▸ **SET PROBLEM**
Your task is to copy the listing exactly, with the pictures left out.

▸ **GIVEN ENTRIES**
────────────────────────────────────────
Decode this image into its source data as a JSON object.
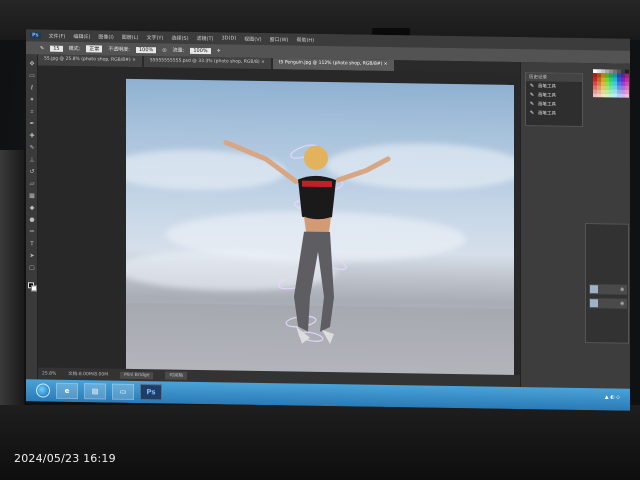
{
  "menubar": {
    "app_badge": "Ps",
    "items": [
      "文件(F)",
      "编辑(E)",
      "图像(I)",
      "图层(L)",
      "文字(Y)",
      "选择(S)",
      "滤镜(T)",
      "3D(D)",
      "视图(V)",
      "窗口(W)",
      "帮助(H)"
    ]
  },
  "options": {
    "size": "15",
    "mode_label": "模式:",
    "mode_value": "正常",
    "opacity_label": "不透明度:",
    "opacity_value": "100%",
    "flow_label": "流量:",
    "flow_value": "100%"
  },
  "tabs": [
    {
      "label": "55.jpg @ 25.8% (photo shop, RGB/8#) ×"
    },
    {
      "label": "55555555555.psd @ 33.3% (photo shop, RGB/8) ×"
    },
    {
      "label": "t5 Penguin.jpg @ 112% (photo shop, RGB/8#) ×"
    }
  ],
  "history": {
    "title": "历史记录",
    "rows": [
      "画笔工具",
      "画笔工具",
      "画笔工具",
      "画笔工具"
    ]
  },
  "status": {
    "zoom": "25.8%",
    "doc": "文档:8.00M/8.00M",
    "mini_tab1": "Mini Bridge",
    "mini_tab2": "时间轴"
  },
  "taskbar": {
    "ps_label": "Ps"
  },
  "photo_timestamp": "2024/05/23 16:19",
  "colors": {
    "sky_top": "#8fb1d1",
    "taskbar": "#2a7ab6",
    "swirl": "#e8d8ff"
  }
}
────────────────────────────────────────
▸ **THE SOLUTION**
Decode this image into its source data as a JSON object.
{
  "menubar": {
    "app_badge": "Ps",
    "items": [
      "文件(F)",
      "编辑(E)",
      "图像(I)",
      "图层(L)",
      "文字(Y)",
      "选择(S)",
      "滤镜(T)",
      "3D(D)",
      "视图(V)",
      "窗口(W)",
      "帮助(H)"
    ]
  },
  "options": {
    "size": "15",
    "mode_label": "模式:",
    "mode_value": "正常",
    "opacity_label": "不透明度:",
    "opacity_value": "100%",
    "flow_label": "流量:",
    "flow_value": "100%"
  },
  "tabs": [
    {
      "label": "55.jpg @ 25.8% (photo shop, RGB/8#) ×"
    },
    {
      "label": "55555555555.psd @ 33.3% (photo shop, RGB/8) ×"
    },
    {
      "label": "t5 Penguin.jpg @ 112% (photo shop, RGB/8#) ×"
    }
  ],
  "history": {
    "title": "历史记录",
    "rows": [
      "画笔工具",
      "画笔工具",
      "画笔工具",
      "画笔工具"
    ]
  },
  "status": {
    "zoom": "25.8%",
    "doc": "文档:8.00M/8.00M",
    "mini_tab1": "Mini Bridge",
    "mini_tab2": "时间轴"
  },
  "taskbar": {
    "ps_label": "Ps"
  },
  "photo_timestamp": "2024/05/23 16:19",
  "colors": {
    "sky_top": "#8fb1d1",
    "taskbar": "#2a7ab6",
    "swirl": "#e8d8ff"
  }
}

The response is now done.